● Data rows

>> begin

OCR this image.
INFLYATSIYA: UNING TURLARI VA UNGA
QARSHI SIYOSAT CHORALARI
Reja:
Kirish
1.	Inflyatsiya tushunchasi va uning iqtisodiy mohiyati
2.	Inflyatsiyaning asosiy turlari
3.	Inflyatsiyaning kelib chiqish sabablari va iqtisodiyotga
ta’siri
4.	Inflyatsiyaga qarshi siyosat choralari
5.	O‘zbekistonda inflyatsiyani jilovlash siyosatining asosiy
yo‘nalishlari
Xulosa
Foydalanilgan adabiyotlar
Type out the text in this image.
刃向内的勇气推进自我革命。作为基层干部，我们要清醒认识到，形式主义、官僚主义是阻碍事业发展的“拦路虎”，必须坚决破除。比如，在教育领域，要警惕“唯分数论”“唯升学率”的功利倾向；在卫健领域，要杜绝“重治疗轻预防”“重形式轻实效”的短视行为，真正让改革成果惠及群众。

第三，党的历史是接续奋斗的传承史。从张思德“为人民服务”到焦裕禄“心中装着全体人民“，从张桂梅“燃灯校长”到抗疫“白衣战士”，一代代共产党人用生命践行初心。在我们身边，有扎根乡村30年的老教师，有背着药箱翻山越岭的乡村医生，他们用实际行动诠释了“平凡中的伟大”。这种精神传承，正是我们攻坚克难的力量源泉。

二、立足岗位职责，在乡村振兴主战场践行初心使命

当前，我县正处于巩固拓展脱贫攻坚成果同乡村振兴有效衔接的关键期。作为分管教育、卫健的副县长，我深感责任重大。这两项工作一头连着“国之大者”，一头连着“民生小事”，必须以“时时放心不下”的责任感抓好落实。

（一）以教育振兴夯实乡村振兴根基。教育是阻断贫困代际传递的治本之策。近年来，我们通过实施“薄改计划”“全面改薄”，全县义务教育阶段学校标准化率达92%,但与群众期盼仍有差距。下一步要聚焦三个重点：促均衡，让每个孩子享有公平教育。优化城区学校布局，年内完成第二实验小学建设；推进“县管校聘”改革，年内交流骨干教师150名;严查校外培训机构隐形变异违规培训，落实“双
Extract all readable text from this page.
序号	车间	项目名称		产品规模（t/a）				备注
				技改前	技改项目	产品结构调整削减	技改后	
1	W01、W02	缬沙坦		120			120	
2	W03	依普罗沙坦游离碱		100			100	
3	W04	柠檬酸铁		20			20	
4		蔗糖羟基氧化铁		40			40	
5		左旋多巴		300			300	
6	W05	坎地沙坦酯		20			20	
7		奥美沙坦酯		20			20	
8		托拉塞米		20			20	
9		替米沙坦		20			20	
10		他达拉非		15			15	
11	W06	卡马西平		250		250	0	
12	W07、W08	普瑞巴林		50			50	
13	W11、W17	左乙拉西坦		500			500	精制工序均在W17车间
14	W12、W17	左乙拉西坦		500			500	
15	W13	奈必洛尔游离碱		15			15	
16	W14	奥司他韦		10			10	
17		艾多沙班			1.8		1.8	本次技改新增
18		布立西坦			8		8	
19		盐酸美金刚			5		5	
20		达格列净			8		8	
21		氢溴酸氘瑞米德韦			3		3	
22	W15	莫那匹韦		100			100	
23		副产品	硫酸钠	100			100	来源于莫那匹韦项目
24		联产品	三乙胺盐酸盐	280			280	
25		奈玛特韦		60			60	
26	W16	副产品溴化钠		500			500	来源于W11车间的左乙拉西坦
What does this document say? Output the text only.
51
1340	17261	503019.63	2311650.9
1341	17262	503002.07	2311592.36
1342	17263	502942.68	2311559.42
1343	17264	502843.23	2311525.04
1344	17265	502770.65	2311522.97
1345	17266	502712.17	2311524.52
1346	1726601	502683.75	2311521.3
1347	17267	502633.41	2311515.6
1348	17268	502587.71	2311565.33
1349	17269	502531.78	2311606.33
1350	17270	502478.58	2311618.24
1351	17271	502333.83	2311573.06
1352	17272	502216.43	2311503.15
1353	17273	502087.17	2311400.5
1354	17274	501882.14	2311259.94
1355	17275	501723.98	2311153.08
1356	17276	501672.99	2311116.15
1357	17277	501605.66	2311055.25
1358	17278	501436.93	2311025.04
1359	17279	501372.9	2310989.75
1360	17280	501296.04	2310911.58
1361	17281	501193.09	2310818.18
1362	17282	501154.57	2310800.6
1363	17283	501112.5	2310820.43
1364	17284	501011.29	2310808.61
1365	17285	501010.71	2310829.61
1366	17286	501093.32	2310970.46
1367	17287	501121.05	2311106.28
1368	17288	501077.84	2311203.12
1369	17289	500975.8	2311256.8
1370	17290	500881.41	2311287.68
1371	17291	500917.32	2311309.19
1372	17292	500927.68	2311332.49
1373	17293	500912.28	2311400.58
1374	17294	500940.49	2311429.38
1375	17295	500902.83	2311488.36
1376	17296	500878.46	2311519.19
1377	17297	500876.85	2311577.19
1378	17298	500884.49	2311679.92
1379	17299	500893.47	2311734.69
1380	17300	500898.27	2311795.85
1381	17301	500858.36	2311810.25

>> end

Determine how many lines of the material include the string "Inflyatsiyaning". Output only that count.

● Solution for this exercise
2